## Goal
Copy the data exactly; pictures stay out of the copy.

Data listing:
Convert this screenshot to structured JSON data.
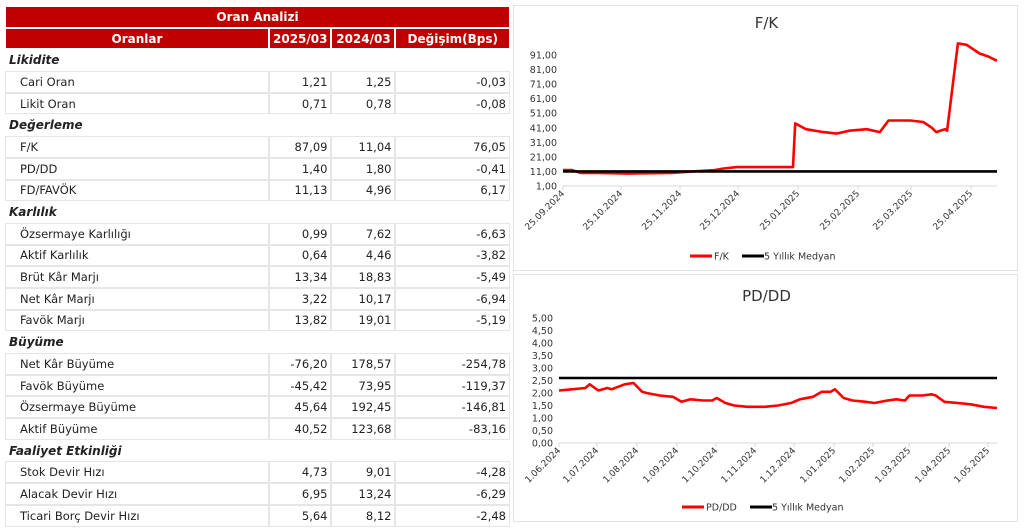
{
  "table": {
    "title": "Oran Analizi",
    "columns": [
      "Oranlar",
      "2025/03",
      "2024/03",
      "Değişim(Bps)"
    ],
    "sections": [
      {
        "name": "Likidite",
        "rows": [
          [
            "Cari Oran",
            "1,21",
            "1,25",
            "-0,03"
          ],
          [
            "Likit Oran",
            "0,71",
            "0,78",
            "-0,08"
          ]
        ]
      },
      {
        "name": "Değerleme",
        "rows": [
          [
            "F/K",
            "87,09",
            "11,04",
            "76,05"
          ],
          [
            "PD/DD",
            "1,40",
            "1,80",
            "-0,41"
          ],
          [
            "FD/FAVÖK",
            "11,13",
            "4,96",
            "6,17"
          ]
        ]
      },
      {
        "name": "Karlılık",
        "rows": [
          [
            "Özsermaye Karlılığı",
            "0,99",
            "7,62",
            "-6,63"
          ],
          [
            "Aktif Karlılık",
            "0,64",
            "4,46",
            "-3,82"
          ],
          [
            "Brüt Kâr Marjı",
            "13,34",
            "18,83",
            "-5,49"
          ],
          [
            "Net Kâr Marjı",
            "3,22",
            "10,17",
            "-6,94"
          ],
          [
            "Favök Marjı",
            "13,82",
            "19,01",
            "-5,19"
          ]
        ]
      },
      {
        "name": "Büyüme",
        "rows": [
          [
            "Net Kâr Büyüme",
            "-76,20",
            "178,57",
            "-254,78"
          ],
          [
            "Favök Büyüme",
            "-45,42",
            "73,95",
            "-119,37"
          ],
          [
            "Özsermaye Büyüme",
            "45,64",
            "192,45",
            "-146,81"
          ],
          [
            "Aktif Büyüme",
            "40,52",
            "123,68",
            "-83,16"
          ]
        ]
      },
      {
        "name": "Faaliyet Etkinliği",
        "rows": [
          [
            "Stok Devir Hızı",
            "4,73",
            "9,01",
            "-4,28"
          ],
          [
            "Alacak Devir Hızı",
            "6,95",
            "13,24",
            "-6,29"
          ],
          [
            "Ticari Borç Devir Hızı",
            "5,64",
            "8,12",
            "-2,48"
          ]
        ]
      }
    ]
  },
  "colors": {
    "header_bg": "#c00000",
    "series": "#ff0000",
    "median": "#000000"
  },
  "chart_data": [
    {
      "type": "line",
      "title": "F/K",
      "xlabel": "",
      "ylabel": "",
      "ylim": [
        1,
        91
      ],
      "yticks": [
        "91,00",
        "81,00",
        "71,00",
        "61,00",
        "51,00",
        "41,00",
        "31,00",
        "21,00",
        "11,00",
        "1,00"
      ],
      "xticks": [
        "25.09.2024",
        "25.10.2024",
        "25.11.2024",
        "25.12.2024",
        "25.01.2025",
        "25.02.2025",
        "25.03.2025",
        "25.04.2025"
      ],
      "legend": [
        "F/K",
        "5 Yıllık Medyan"
      ],
      "legend_position": "bottom",
      "grid": false,
      "x": [
        0,
        0.02,
        0.04,
        0.08,
        0.15,
        0.25,
        0.3,
        0.35,
        0.37,
        0.4,
        0.45,
        0.47,
        0.5,
        0.53,
        0.535,
        0.56,
        0.6,
        0.63,
        0.66,
        0.7,
        0.73,
        0.75,
        0.8,
        0.83,
        0.85,
        0.86,
        0.88,
        0.885,
        0.91,
        0.93,
        0.96,
        0.98,
        1.0
      ],
      "series": [
        {
          "name": "F/K",
          "values": [
            12,
            12,
            10,
            10,
            9.5,
            10,
            11,
            12,
            13,
            14,
            14,
            14,
            14,
            14,
            44,
            40,
            38,
            37,
            39,
            40,
            38,
            46,
            46,
            45,
            41,
            38,
            40,
            39,
            99,
            98,
            92,
            90,
            87
          ]
        },
        {
          "name": "5 Yıllık Medyan",
          "values": [
            11,
            11,
            11,
            11,
            11,
            11,
            11,
            11,
            11,
            11,
            11,
            11,
            11,
            11,
            11,
            11,
            11,
            11,
            11,
            11,
            11,
            11,
            11,
            11,
            11,
            11,
            11,
            11,
            11,
            11,
            11,
            11,
            11
          ]
        }
      ]
    },
    {
      "type": "line",
      "title": "PD/DD",
      "xlabel": "",
      "ylabel": "",
      "ylim": [
        0,
        5
      ],
      "yticks": [
        "5,00",
        "4,50",
        "4,00",
        "3,50",
        "3,00",
        "2,50",
        "2,00",
        "1,50",
        "1,00",
        "0,50",
        "0,00"
      ],
      "xticks": [
        "1.06.2024",
        "1.07.2024",
        "1.08.2024",
        "1.09.2024",
        "1.10.2024",
        "1.11.2024",
        "1.12.2024",
        "1.01.2025",
        "1.02.2025",
        "1.03.2025",
        "1.04.2025",
        "1.05.2025"
      ],
      "legend": [
        "PD/DD",
        "5 Yıllık Medyan"
      ],
      "legend_position": "bottom",
      "grid": false,
      "x": [
        0,
        0.03,
        0.06,
        0.07,
        0.09,
        0.11,
        0.12,
        0.15,
        0.17,
        0.19,
        0.2,
        0.23,
        0.26,
        0.28,
        0.3,
        0.33,
        0.35,
        0.36,
        0.38,
        0.4,
        0.43,
        0.47,
        0.5,
        0.53,
        0.55,
        0.58,
        0.6,
        0.62,
        0.63,
        0.65,
        0.67,
        0.7,
        0.72,
        0.75,
        0.77,
        0.79,
        0.8,
        0.83,
        0.85,
        0.86,
        0.88,
        0.91,
        0.94,
        0.97,
        1.0
      ],
      "series": [
        {
          "name": "PD/DD",
          "values": [
            2.1,
            2.15,
            2.2,
            2.35,
            2.1,
            2.2,
            2.15,
            2.35,
            2.4,
            2.05,
            2.0,
            1.9,
            1.85,
            1.65,
            1.75,
            1.7,
            1.7,
            1.8,
            1.6,
            1.5,
            1.45,
            1.45,
            1.5,
            1.6,
            1.75,
            1.85,
            2.05,
            2.05,
            2.15,
            1.8,
            1.7,
            1.65,
            1.6,
            1.7,
            1.75,
            1.7,
            1.9,
            1.9,
            1.95,
            1.9,
            1.65,
            1.6,
            1.55,
            1.45,
            1.4
          ]
        },
        {
          "name": "5 Yıllık Medyan",
          "values": [
            2.6,
            2.6,
            2.6,
            2.6,
            2.6,
            2.6,
            2.6,
            2.6,
            2.6,
            2.6,
            2.6,
            2.6,
            2.6,
            2.6,
            2.6,
            2.6,
            2.6,
            2.6,
            2.6,
            2.6,
            2.6,
            2.6,
            2.6,
            2.6,
            2.6,
            2.6,
            2.6,
            2.6,
            2.6,
            2.6,
            2.6,
            2.6,
            2.6,
            2.6,
            2.6,
            2.6,
            2.6,
            2.6,
            2.6,
            2.6,
            2.6,
            2.6,
            2.6,
            2.6,
            2.6
          ]
        }
      ]
    }
  ]
}
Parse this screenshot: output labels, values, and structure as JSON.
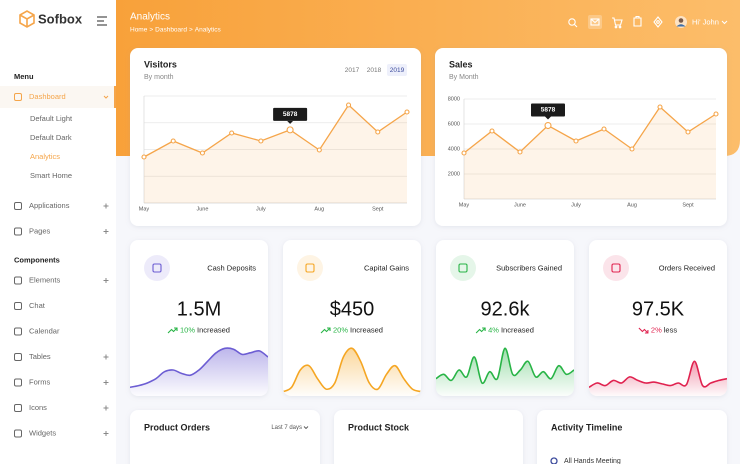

## Exercise answer
Convert this screenshot to structured JSON data.
{
  "table": {
    "title": "Oran Analizi",
    "columns": [
      "Oranlar",
      "2025/03",
      "2024/03",
      "Değişim(Bps)"
    ],
    "sections": [
      {
        "name": "Likidite",
        "rows": [
          [
            "Cari Oran",
            "1,21",
            "1,25",
            "-0,03"
          ],
          [
            "Likit Oran",
            "0,71",
            "0,78",
            "-0,08"
          ]
        ]
      },
      {
        "name": "Değerleme",
        "rows": [
          [
            "F/K",
            "87,09",
            "11,04",
            "76,05"
          ],
          [
            "PD/DD",
            "1,40",
            "1,80",
            "-0,41"
          ],
          [
            "FD/FAVÖK",
            "11,13",
            "4,96",
            "6,17"
          ]
        ]
      },
      {
        "name": "Karlılık",
        "rows": [
          [
            "Özsermaye Karlılığı",
            "0,99",
            "7,62",
            "-6,63"
          ],
          [
            "Aktif Karlılık",
            "0,64",
            "4,46",
            "-3,82"
          ],
          [
            "Brüt Kâr Marjı",
            "13,34",
            "18,83",
            "-5,49"
          ],
          [
            "Net Kâr Marjı",
            "3,22",
            "10,17",
            "-6,94"
          ],
          [
            "Favök Marjı",
            "13,82",
            "19,01",
            "-5,19"
          ]
        ]
      },
      {
        "name": "Büyüme",
        "rows": [
          [
            "Net Kâr Büyüme",
            "-76,20",
            "178,57",
            "-254,78"
          ],
          [
            "Favök Büyüme",
            "-45,42",
            "73,95",
            "-119,37"
          ],
          [
            "Özsermaye Büyüme",
            "45,64",
            "192,45",
            "-146,81"
          ],
          [
            "Aktif Büyüme",
            "40,52",
            "123,68",
            "-83,16"
          ]
        ]
      },
      {
        "name": "Faaliyet Etkinliği",
        "rows": [
          [
            "Stok Devir Hızı",
            "4,73",
            "9,01",
            "-4,28"
          ],
          [
            "Alacak Devir Hızı",
            "6,95",
            "13,24",
            "-6,29"
          ],
          [
            "Ticari Borç Devir Hızı",
            "5,64",
            "8,12",
            "-2,48"
          ]
        ]
      }
    ]
  },
  "colors": {
    "header_bg": "#c00000",
    "series": "#ff0000",
    "median": "#000000"
  },
  "chart_data": [
    {
      "type": "line",
      "title": "F/K",
      "xlabel": "",
      "ylabel": "",
      "ylim": [
        1,
        91
      ],
      "yticks": [
        "91,00",
        "81,00",
        "71,00",
        "61,00",
        "51,00",
        "41,00",
        "31,00",
        "21,00",
        "11,00",
        "1,00"
      ],
      "xticks": [
        "25.09.2024",
        "25.10.2024",
        "25.11.2024",
        "25.12.2024",
        "25.01.2025",
        "25.02.2025",
        "25.03.2025",
        "25.04.2025"
      ],
      "legend": [
        "F/K",
        "5 Yıllık Medyan"
      ],
      "legend_position": "bottom",
      "grid": false,
      "x": [
        0,
        0.02,
        0.04,
        0.08,
        0.15,
        0.25,
        0.3,
        0.35,
        0.37,
        0.4,
        0.45,
        0.47,
        0.5,
        0.53,
        0.535,
        0.56,
        0.6,
        0.63,
        0.66,
        0.7,
        0.73,
        0.75,
        0.8,
        0.83,
        0.85,
        0.86,
        0.88,
        0.885,
        0.91,
        0.93,
        0.96,
        0.98,
        1.0
      ],
      "series": [
        {
          "name": "F/K",
          "values": [
            12,
            12,
            10,
            10,
            9.5,
            10,
            11,
            12,
            13,
            14,
            14,
            14,
            14,
            14,
            44,
            40,
            38,
            37,
            39,
            40,
            38,
            46,
            46,
            45,
            41,
            38,
            40,
            39,
            99,
            98,
            92,
            90,
            87
          ]
        },
        {
          "name": "5 Yıllık Medyan",
          "values": [
            11,
            11,
            11,
            11,
            11,
            11,
            11,
            11,
            11,
            11,
            11,
            11,
            11,
            11,
            11,
            11,
            11,
            11,
            11,
            11,
            11,
            11,
            11,
            11,
            11,
            11,
            11,
            11,
            11,
            11,
            11,
            11,
            11
          ]
        }
      ]
    },
    {
      "type": "line",
      "title": "PD/DD",
      "xlabel": "",
      "ylabel": "",
      "ylim": [
        0,
        5
      ],
      "yticks": [
        "5,00",
        "4,50",
        "4,00",
        "3,50",
        "3,00",
        "2,50",
        "2,00",
        "1,50",
        "1,00",
        "0,50",
        "0,00"
      ],
      "xticks": [
        "1.06.2024",
        "1.07.2024",
        "1.08.2024",
        "1.09.2024",
        "1.10.2024",
        "1.11.2024",
        "1.12.2024",
        "1.01.2025",
        "1.02.2025",
        "1.03.2025",
        "1.04.2025",
        "1.05.2025"
      ],
      "legend": [
        "PD/DD",
        "5 Yıllık Medyan"
      ],
      "legend_position": "bottom",
      "grid": false,
      "x": [
        0,
        0.03,
        0.06,
        0.07,
        0.09,
        0.11,
        0.12,
        0.15,
        0.17,
        0.19,
        0.2,
        0.23,
        0.26,
        0.28,
        0.3,
        0.33,
        0.35,
        0.36,
        0.38,
        0.4,
        0.43,
        0.47,
        0.5,
        0.53,
        0.55,
        0.58,
        0.6,
        0.62,
        0.63,
        0.65,
        0.67,
        0.7,
        0.72,
        0.75,
        0.77,
        0.79,
        0.8,
        0.83,
        0.85,
        0.86,
        0.88,
        0.91,
        0.94,
        0.97,
        1.0
      ],
      "series": [
        {
          "name": "PD/DD",
          "values": [
            2.1,
            2.15,
            2.2,
            2.35,
            2.1,
            2.2,
            2.15,
            2.35,
            2.4,
            2.05,
            2.0,
            1.9,
            1.85,
            1.65,
            1.75,
            1.7,
            1.7,
            1.8,
            1.6,
            1.5,
            1.45,
            1.45,
            1.5,
            1.6,
            1.75,
            1.85,
            2.05,
            2.05,
            2.15,
            1.8,
            1.7,
            1.65,
            1.6,
            1.7,
            1.75,
            1.7,
            1.9,
            1.9,
            1.95,
            1.9,
            1.65,
            1.6,
            1.55,
            1.45,
            1.4
          ]
        },
        {
          "name": "5 Yıllık Medyan",
          "values": [
            2.6,
            2.6,
            2.6,
            2.6,
            2.6,
            2.6,
            2.6,
            2.6,
            2.6,
            2.6,
            2.6,
            2.6,
            2.6,
            2.6,
            2.6,
            2.6,
            2.6,
            2.6,
            2.6,
            2.6,
            2.6,
            2.6,
            2.6,
            2.6,
            2.6,
            2.6,
            2.6,
            2.6,
            2.6,
            2.6,
            2.6,
            2.6,
            2.6,
            2.6,
            2.6,
            2.6,
            2.6,
            2.6,
            2.6,
            2.6,
            2.6,
            2.6,
            2.6,
            2.6,
            2.6
          ]
        }
      ]
    }
  ]
}
Parse this screenshot: output labels, values, and structure as JSON.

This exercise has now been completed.